Stated goal
Give only the number of lines that contain the word "Elisabetta".

Stored records:
-- Start --

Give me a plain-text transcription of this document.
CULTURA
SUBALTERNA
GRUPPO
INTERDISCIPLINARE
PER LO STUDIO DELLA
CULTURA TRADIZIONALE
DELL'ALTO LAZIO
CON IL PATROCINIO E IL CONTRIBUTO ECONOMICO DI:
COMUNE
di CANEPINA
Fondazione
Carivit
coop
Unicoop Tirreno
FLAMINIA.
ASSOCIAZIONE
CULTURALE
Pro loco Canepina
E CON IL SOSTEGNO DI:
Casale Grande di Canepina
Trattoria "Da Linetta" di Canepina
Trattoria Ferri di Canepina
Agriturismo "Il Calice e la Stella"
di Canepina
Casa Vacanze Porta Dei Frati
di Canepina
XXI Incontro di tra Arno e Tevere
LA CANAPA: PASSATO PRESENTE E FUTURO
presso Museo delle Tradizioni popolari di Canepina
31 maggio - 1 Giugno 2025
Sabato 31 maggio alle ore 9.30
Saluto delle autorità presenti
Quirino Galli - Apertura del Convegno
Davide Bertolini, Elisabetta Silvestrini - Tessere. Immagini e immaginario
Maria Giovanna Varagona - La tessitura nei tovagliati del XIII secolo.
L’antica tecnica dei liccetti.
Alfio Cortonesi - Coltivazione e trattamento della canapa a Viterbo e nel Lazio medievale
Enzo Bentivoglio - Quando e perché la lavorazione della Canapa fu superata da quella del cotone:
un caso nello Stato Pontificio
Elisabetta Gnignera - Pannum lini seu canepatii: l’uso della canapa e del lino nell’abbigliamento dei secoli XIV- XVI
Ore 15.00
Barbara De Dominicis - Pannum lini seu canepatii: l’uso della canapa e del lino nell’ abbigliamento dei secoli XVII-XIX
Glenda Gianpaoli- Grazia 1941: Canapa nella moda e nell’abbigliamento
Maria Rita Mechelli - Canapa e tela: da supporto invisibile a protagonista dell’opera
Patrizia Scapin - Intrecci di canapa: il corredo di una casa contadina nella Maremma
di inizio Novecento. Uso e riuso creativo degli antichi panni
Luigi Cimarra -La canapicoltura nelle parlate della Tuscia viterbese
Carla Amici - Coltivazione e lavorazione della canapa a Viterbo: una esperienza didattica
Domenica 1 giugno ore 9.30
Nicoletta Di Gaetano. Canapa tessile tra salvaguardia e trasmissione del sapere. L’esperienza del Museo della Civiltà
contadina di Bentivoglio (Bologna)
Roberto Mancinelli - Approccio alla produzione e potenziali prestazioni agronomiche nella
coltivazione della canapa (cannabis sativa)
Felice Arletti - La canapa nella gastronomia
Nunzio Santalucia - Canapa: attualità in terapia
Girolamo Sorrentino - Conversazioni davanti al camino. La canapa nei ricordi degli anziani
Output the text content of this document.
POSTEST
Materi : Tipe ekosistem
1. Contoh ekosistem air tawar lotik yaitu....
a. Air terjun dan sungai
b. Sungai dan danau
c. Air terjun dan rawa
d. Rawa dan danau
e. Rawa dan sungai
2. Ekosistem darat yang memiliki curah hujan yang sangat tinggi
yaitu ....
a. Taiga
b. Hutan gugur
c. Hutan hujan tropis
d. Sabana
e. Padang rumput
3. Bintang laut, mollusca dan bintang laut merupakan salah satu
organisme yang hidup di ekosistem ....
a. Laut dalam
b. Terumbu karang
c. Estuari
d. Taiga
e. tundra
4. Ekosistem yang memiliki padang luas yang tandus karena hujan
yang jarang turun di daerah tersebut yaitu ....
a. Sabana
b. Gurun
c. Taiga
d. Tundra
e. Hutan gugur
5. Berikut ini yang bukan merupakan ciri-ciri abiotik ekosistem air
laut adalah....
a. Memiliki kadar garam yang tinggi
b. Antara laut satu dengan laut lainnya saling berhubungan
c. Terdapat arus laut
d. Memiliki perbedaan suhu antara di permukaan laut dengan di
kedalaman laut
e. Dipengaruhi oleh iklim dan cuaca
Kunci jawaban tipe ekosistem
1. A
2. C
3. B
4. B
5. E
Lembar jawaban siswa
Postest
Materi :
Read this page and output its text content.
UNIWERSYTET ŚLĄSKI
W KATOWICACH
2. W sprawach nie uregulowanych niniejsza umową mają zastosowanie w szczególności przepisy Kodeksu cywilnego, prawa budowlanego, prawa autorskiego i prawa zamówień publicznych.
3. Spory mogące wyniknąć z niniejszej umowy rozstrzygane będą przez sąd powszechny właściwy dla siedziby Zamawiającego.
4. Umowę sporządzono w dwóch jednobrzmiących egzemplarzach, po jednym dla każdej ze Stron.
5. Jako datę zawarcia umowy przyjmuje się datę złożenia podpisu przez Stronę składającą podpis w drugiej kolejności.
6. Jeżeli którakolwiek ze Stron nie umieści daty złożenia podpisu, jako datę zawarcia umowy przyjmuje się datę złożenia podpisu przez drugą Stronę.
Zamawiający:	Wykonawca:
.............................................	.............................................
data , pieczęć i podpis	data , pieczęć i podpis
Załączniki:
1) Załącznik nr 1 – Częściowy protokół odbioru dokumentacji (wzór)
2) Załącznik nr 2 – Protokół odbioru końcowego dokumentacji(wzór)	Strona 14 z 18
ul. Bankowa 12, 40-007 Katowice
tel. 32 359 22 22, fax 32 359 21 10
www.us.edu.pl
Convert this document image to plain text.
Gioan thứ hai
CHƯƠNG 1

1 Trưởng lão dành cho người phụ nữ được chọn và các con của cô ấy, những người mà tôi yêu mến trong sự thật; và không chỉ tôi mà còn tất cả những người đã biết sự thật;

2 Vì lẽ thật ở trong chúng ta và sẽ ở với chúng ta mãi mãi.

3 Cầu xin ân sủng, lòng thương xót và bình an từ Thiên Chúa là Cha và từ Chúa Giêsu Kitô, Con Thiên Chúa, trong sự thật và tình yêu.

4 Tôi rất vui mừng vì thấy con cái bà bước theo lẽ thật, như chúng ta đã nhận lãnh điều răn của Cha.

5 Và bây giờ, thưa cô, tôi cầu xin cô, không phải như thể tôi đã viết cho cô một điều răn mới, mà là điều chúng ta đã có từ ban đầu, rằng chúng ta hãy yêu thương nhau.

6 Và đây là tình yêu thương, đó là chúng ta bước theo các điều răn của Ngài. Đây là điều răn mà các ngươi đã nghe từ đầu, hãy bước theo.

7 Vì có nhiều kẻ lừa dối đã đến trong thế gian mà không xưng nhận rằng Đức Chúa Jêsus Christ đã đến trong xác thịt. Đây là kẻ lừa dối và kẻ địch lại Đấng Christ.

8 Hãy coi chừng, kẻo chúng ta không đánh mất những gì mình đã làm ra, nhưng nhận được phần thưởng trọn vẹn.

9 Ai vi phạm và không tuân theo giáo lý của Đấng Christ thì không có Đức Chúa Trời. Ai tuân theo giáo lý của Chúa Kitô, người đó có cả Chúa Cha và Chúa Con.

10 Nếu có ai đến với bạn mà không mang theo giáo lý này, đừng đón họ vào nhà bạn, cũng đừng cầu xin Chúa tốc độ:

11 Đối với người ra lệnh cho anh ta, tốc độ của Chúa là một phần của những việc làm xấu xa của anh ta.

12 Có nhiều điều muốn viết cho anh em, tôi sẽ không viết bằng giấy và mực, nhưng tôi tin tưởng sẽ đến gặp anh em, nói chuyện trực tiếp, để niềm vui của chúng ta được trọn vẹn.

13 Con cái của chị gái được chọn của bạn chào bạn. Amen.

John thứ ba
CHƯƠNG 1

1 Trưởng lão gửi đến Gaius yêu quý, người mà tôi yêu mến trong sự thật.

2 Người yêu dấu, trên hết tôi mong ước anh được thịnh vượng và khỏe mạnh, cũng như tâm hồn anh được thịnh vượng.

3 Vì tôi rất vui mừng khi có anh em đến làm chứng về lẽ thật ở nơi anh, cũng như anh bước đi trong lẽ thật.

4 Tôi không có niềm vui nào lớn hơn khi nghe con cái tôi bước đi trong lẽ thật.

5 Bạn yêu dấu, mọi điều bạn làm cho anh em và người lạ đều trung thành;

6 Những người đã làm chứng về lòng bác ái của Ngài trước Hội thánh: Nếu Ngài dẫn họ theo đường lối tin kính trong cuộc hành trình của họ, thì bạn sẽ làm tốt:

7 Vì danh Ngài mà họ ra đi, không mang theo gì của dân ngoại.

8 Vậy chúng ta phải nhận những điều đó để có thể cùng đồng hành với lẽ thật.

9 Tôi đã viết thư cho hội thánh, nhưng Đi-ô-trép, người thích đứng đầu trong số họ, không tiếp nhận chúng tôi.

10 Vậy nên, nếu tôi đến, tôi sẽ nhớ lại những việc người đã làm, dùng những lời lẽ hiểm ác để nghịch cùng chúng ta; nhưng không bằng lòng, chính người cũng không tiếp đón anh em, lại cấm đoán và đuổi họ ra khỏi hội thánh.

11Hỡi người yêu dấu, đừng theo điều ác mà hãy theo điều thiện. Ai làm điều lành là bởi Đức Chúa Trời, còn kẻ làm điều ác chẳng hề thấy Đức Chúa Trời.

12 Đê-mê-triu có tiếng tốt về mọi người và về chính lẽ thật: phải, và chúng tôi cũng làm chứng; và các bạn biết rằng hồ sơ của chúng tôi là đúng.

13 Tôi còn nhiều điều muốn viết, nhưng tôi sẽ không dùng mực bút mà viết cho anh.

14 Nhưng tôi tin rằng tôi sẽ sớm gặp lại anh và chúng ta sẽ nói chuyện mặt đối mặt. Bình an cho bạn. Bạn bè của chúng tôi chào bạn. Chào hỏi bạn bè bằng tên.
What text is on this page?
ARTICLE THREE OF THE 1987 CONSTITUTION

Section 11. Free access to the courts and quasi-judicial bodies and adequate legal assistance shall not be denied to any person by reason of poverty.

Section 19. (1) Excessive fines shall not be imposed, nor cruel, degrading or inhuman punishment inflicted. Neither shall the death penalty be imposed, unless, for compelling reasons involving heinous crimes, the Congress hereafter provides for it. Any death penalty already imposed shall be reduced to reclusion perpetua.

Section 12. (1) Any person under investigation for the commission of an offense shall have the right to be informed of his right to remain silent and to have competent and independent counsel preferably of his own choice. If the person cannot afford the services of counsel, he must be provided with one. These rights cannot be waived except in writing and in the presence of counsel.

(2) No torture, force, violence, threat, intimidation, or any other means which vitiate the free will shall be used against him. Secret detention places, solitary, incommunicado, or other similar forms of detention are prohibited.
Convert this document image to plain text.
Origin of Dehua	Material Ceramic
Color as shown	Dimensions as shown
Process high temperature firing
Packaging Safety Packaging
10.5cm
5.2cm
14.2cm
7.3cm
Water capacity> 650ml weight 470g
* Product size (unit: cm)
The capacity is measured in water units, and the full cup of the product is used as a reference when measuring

-- End --

Solution for this exercise
2